begin

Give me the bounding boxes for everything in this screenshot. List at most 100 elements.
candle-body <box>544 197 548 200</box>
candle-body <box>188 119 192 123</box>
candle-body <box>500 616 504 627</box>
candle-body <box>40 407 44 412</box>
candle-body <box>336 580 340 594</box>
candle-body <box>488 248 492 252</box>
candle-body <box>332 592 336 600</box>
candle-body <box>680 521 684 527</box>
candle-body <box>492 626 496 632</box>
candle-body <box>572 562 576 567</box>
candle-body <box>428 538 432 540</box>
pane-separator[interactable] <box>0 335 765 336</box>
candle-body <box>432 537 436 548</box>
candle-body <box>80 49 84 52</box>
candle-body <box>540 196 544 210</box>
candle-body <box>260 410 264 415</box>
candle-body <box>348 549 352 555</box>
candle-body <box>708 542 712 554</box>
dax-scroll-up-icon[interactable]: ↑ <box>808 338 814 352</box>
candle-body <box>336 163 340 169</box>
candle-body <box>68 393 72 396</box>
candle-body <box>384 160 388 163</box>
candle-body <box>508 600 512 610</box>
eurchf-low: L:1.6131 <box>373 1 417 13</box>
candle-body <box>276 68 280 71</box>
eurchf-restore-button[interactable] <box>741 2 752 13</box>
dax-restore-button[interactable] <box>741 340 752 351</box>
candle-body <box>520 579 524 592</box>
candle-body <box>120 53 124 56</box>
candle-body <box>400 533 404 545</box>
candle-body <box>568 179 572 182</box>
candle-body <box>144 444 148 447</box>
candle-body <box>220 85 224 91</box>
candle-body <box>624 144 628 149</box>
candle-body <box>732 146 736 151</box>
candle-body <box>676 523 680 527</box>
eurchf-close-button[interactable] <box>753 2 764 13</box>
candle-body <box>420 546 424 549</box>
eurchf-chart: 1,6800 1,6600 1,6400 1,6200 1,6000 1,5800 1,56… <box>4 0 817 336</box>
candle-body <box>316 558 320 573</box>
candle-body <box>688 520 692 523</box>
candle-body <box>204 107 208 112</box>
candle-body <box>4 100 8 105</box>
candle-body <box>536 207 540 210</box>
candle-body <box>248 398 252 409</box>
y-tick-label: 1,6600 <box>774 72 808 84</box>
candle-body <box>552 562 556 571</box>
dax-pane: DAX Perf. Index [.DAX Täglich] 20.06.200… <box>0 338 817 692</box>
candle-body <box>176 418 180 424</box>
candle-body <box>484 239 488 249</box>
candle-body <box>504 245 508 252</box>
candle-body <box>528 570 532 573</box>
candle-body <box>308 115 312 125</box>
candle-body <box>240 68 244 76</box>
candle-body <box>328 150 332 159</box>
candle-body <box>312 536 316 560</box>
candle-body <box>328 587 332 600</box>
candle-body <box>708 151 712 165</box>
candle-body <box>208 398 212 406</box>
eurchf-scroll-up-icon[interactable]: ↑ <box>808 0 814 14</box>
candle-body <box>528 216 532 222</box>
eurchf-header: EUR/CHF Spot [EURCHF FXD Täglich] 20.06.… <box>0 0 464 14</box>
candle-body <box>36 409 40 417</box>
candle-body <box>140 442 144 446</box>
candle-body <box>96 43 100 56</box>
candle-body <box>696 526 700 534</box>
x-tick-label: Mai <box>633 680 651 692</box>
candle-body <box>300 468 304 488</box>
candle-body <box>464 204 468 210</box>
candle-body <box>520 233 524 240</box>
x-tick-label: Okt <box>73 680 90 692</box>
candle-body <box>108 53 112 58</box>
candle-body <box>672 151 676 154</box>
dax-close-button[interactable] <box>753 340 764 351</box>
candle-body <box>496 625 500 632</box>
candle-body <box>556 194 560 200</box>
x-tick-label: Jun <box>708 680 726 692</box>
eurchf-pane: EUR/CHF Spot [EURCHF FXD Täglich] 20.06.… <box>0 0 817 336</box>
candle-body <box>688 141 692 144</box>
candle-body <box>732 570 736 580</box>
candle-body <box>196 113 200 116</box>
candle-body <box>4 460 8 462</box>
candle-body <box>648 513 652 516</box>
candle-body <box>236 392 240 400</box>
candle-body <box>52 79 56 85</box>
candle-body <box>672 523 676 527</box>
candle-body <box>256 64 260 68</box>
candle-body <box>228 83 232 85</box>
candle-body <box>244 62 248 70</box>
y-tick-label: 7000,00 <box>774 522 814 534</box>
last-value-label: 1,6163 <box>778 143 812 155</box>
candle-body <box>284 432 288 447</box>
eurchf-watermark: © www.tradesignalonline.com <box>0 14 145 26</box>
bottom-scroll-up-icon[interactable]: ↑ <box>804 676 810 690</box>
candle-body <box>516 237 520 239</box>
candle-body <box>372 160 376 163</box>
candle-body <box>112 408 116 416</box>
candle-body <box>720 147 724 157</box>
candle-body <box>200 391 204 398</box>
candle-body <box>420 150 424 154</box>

end

OBJECTIVE => Count the lines in the entries above that contain the string "scroll", matching case exactly, and reply with the number alone.

WRITTEN RESPONSE => 3